Extracts from a graphics dataset
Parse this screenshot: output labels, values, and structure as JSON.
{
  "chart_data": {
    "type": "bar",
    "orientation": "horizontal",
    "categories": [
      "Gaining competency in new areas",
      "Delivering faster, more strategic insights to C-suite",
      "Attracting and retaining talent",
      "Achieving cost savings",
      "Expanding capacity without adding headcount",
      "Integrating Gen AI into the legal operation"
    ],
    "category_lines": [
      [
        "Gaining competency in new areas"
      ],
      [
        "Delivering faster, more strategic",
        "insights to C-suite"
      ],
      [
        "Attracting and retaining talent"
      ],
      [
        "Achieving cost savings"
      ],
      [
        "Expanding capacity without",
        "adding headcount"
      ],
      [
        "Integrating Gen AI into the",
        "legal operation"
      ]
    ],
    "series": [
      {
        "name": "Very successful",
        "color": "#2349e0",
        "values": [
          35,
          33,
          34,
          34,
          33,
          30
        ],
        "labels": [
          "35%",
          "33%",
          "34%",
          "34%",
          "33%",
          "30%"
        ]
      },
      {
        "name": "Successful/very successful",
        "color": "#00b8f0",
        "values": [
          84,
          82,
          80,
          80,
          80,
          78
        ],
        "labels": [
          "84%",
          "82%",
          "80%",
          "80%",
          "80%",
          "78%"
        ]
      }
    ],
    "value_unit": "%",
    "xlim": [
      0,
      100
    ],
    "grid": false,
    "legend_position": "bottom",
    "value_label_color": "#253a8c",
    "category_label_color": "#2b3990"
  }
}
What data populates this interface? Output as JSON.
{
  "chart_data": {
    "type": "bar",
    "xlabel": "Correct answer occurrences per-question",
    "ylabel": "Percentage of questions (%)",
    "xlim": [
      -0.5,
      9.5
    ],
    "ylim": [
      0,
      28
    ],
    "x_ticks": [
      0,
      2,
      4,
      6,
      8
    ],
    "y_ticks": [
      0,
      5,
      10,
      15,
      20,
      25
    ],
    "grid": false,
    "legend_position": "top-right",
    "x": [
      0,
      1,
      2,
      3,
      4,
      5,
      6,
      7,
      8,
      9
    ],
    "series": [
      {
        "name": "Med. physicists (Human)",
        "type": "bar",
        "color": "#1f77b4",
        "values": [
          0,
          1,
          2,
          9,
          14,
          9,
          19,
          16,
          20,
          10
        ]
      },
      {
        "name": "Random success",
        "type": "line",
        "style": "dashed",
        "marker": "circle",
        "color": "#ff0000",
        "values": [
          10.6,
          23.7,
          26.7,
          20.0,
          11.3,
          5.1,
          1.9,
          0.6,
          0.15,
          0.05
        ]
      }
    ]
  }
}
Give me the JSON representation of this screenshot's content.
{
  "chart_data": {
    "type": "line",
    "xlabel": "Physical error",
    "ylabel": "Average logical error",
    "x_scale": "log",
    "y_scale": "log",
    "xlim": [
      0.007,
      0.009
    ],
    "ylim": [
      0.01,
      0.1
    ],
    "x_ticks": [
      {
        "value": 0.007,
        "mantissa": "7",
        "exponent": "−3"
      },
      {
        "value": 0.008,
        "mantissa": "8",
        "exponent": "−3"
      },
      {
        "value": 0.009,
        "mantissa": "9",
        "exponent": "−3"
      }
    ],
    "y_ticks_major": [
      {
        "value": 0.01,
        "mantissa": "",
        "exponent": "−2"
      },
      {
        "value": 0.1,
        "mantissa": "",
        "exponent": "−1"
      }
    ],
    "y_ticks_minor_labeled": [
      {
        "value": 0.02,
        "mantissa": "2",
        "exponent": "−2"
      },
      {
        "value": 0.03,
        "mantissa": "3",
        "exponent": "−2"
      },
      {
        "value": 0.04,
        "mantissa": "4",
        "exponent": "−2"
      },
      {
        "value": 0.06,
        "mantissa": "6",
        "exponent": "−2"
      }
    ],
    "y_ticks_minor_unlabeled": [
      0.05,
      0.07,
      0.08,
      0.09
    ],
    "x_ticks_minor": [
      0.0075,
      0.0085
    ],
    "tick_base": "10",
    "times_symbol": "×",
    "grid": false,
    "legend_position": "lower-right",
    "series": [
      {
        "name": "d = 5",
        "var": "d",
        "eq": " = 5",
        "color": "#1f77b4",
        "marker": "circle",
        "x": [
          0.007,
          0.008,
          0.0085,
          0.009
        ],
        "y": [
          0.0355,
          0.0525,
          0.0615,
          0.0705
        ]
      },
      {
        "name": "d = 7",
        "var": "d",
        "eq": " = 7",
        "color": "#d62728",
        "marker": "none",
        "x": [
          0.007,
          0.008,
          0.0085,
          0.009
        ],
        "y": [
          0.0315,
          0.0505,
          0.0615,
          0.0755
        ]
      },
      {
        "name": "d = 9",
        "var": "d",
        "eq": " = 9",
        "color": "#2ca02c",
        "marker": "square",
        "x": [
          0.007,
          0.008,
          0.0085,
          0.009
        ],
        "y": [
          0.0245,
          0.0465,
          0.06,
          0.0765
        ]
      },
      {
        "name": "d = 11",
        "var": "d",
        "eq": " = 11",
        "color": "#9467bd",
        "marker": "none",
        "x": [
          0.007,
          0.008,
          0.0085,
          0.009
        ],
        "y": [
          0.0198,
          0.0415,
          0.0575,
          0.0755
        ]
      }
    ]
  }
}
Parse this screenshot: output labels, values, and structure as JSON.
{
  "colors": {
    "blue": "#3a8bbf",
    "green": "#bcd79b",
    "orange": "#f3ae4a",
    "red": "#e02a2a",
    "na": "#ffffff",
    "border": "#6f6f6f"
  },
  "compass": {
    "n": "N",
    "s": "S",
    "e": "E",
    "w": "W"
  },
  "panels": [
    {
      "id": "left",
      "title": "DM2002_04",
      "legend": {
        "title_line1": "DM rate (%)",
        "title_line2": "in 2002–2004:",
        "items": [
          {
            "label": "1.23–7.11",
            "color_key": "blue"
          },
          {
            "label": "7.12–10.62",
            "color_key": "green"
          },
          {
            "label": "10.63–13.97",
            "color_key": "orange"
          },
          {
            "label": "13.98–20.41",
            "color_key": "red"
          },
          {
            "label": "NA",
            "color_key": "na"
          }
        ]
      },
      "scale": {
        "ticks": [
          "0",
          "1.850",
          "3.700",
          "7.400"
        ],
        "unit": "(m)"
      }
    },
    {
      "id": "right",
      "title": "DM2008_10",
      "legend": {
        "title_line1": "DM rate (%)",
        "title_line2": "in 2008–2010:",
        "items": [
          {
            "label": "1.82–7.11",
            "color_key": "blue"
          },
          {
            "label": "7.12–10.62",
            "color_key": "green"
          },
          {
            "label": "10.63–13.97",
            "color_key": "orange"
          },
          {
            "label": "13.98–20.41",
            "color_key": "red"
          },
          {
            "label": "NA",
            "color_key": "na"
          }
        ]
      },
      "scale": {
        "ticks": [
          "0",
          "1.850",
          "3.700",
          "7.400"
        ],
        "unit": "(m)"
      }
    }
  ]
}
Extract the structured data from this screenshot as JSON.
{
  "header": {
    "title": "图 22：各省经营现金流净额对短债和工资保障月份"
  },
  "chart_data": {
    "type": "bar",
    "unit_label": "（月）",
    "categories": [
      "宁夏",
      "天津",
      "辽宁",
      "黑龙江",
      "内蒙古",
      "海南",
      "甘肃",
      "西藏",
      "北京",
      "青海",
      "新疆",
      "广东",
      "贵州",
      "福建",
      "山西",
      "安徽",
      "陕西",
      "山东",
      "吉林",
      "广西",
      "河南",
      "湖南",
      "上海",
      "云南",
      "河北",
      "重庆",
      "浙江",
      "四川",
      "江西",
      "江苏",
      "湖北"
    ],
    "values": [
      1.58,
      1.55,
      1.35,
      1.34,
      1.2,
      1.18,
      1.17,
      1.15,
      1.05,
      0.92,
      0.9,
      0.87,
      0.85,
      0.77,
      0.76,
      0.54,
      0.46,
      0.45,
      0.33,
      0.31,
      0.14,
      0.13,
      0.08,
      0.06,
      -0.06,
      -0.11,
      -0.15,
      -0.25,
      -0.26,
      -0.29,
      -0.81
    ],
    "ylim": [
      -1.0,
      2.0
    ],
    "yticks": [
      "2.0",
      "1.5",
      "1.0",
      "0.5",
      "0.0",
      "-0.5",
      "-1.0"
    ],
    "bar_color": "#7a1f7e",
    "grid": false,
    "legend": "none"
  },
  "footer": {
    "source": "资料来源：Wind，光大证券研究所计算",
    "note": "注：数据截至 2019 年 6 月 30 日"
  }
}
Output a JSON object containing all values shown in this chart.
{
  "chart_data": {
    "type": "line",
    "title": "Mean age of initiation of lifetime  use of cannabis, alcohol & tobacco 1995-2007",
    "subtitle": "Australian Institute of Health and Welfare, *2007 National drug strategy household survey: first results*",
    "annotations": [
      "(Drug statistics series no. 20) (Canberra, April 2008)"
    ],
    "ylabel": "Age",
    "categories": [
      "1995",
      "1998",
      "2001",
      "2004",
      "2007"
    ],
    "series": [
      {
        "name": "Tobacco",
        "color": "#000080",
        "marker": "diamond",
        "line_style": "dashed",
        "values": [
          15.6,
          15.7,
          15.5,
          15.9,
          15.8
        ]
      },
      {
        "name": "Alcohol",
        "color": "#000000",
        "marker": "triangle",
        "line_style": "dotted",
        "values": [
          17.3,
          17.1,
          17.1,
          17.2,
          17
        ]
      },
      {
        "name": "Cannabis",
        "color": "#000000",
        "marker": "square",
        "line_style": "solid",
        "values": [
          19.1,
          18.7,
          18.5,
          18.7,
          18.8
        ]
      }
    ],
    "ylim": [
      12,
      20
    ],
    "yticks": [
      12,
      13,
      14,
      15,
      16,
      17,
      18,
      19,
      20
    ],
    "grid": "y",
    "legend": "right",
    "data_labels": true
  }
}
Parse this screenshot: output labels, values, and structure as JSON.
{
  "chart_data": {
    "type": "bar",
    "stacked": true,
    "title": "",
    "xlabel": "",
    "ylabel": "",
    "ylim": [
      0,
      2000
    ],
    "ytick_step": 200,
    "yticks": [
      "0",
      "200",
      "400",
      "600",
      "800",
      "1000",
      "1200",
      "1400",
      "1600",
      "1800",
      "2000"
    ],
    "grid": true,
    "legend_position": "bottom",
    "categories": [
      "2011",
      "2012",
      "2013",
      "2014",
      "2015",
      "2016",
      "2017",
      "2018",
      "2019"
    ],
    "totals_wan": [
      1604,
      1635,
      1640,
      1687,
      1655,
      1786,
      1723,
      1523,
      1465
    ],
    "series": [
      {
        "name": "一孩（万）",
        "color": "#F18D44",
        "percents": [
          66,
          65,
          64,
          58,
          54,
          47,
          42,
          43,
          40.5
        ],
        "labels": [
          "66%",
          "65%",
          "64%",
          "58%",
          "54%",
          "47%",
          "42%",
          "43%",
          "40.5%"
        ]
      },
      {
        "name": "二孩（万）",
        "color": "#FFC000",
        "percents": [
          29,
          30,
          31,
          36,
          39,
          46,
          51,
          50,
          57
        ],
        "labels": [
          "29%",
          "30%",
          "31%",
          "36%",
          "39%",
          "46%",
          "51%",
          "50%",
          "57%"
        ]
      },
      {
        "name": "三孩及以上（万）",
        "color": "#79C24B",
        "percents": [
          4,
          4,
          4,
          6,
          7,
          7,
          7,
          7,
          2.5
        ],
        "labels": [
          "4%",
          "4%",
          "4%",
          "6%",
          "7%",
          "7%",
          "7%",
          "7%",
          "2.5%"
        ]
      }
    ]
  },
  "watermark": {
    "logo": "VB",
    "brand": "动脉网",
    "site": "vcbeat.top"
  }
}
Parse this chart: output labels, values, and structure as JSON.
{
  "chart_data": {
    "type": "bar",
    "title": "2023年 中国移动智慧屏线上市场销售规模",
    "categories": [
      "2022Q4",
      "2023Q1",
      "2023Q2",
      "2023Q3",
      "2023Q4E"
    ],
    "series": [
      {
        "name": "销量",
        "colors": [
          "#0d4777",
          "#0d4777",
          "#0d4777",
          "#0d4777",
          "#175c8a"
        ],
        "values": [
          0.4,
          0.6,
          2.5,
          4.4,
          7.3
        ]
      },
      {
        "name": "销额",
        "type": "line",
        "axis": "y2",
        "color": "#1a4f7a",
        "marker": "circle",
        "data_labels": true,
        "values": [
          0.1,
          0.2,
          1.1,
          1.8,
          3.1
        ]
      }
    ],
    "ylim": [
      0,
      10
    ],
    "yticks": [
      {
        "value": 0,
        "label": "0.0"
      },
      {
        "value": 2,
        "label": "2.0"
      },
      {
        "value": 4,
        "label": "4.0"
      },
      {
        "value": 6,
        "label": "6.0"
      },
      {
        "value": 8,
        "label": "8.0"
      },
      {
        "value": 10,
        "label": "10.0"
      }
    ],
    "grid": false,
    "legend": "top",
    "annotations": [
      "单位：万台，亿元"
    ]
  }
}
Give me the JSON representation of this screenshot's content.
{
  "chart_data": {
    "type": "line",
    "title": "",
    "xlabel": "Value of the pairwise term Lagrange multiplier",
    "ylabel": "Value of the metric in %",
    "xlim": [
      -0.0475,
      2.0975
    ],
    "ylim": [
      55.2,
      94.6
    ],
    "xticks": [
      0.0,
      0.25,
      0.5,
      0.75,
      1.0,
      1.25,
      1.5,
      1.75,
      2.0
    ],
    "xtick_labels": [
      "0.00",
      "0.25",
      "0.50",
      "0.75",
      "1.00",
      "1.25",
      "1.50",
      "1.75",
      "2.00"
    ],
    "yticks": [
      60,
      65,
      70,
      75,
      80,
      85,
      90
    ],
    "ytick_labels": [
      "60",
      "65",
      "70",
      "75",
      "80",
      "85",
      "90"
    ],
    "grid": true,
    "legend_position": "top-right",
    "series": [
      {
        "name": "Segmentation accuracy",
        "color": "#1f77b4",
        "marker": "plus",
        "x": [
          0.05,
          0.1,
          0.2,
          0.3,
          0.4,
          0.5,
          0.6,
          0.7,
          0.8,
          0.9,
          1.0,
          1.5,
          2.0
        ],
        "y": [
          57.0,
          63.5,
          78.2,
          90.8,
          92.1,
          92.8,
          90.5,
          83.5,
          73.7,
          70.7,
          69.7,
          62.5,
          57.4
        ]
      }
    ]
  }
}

→ **WHAT IS BEING ASKED**: Looking at the records above, tally the lines holding "into" and reply with that number only.

→ **EXERCISE OUTPUT**: 2